* [The exercise]
List each line in which the string "Average" appears.

··· Input for this task

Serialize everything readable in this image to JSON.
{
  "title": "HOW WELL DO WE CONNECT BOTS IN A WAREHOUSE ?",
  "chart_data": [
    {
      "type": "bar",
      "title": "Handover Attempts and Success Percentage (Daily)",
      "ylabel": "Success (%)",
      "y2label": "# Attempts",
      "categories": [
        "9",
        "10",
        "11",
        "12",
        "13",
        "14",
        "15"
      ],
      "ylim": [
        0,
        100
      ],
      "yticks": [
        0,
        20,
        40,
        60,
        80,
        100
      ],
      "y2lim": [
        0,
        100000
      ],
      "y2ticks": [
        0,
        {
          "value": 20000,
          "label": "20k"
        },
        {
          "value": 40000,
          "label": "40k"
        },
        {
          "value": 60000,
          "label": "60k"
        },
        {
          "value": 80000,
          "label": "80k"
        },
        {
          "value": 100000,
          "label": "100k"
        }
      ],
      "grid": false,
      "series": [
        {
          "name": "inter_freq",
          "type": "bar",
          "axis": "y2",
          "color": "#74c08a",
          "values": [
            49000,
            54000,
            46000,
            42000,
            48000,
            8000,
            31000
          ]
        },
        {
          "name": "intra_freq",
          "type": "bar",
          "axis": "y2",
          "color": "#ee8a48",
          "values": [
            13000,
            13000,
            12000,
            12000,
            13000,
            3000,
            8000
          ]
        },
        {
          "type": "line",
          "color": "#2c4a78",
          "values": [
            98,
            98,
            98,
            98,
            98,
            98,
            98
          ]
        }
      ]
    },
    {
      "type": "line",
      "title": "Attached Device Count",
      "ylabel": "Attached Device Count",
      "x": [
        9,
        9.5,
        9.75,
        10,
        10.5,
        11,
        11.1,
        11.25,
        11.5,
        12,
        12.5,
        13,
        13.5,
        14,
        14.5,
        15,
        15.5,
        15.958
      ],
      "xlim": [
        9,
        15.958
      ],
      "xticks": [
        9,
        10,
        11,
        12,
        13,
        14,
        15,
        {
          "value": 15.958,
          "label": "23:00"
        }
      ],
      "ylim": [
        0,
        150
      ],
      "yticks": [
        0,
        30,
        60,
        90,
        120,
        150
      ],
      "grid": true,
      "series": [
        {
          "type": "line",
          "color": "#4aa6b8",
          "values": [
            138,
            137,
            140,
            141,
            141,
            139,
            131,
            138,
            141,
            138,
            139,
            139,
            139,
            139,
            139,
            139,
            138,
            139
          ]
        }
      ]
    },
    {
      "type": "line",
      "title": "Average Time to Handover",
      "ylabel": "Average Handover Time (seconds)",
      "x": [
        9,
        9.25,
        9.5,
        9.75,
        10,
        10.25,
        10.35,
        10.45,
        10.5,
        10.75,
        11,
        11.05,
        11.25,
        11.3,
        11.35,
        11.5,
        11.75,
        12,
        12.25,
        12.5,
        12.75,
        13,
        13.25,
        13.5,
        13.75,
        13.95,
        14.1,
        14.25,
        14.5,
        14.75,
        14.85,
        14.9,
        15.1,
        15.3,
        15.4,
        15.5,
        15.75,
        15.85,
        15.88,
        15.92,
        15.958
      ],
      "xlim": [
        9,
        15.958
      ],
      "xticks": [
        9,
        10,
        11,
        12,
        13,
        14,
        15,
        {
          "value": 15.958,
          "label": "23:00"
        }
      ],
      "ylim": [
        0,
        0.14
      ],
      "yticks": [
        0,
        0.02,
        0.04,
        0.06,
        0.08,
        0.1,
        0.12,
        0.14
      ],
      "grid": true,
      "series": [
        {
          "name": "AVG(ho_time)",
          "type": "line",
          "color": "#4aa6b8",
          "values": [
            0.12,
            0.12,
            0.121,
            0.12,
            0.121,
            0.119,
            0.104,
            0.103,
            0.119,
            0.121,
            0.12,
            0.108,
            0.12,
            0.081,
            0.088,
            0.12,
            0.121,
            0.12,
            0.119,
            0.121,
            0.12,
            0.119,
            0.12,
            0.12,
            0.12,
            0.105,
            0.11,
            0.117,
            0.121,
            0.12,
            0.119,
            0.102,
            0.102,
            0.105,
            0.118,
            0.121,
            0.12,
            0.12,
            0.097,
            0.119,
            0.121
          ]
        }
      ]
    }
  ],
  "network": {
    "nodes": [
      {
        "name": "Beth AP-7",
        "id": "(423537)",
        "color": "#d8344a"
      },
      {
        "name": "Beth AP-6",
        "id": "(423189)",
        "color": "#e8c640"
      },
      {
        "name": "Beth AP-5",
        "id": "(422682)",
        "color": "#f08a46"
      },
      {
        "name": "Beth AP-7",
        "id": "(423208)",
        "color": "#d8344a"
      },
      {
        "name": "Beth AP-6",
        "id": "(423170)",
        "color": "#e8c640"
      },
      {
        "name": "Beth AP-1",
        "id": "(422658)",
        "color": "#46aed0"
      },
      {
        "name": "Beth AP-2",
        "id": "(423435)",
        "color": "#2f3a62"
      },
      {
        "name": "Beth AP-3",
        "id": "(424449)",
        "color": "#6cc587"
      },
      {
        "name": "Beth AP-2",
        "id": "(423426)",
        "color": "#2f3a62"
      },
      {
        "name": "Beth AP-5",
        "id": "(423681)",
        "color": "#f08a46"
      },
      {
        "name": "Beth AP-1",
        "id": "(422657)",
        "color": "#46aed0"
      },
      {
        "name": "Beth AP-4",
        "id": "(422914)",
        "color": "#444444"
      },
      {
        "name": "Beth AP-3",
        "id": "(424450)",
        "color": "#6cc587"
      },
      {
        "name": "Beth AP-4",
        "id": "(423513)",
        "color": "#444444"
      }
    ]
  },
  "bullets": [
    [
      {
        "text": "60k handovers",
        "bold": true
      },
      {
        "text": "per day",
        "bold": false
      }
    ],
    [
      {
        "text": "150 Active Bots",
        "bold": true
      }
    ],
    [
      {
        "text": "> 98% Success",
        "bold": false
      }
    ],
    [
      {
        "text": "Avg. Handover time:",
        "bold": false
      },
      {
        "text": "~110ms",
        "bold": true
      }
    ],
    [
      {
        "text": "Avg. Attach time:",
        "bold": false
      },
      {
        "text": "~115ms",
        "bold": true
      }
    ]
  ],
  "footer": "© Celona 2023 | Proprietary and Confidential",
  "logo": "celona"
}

······

* [Solution for this exercise]
      "title": "Average Time to Handover",
      "ylabel": "Average Handover Time (seconds)",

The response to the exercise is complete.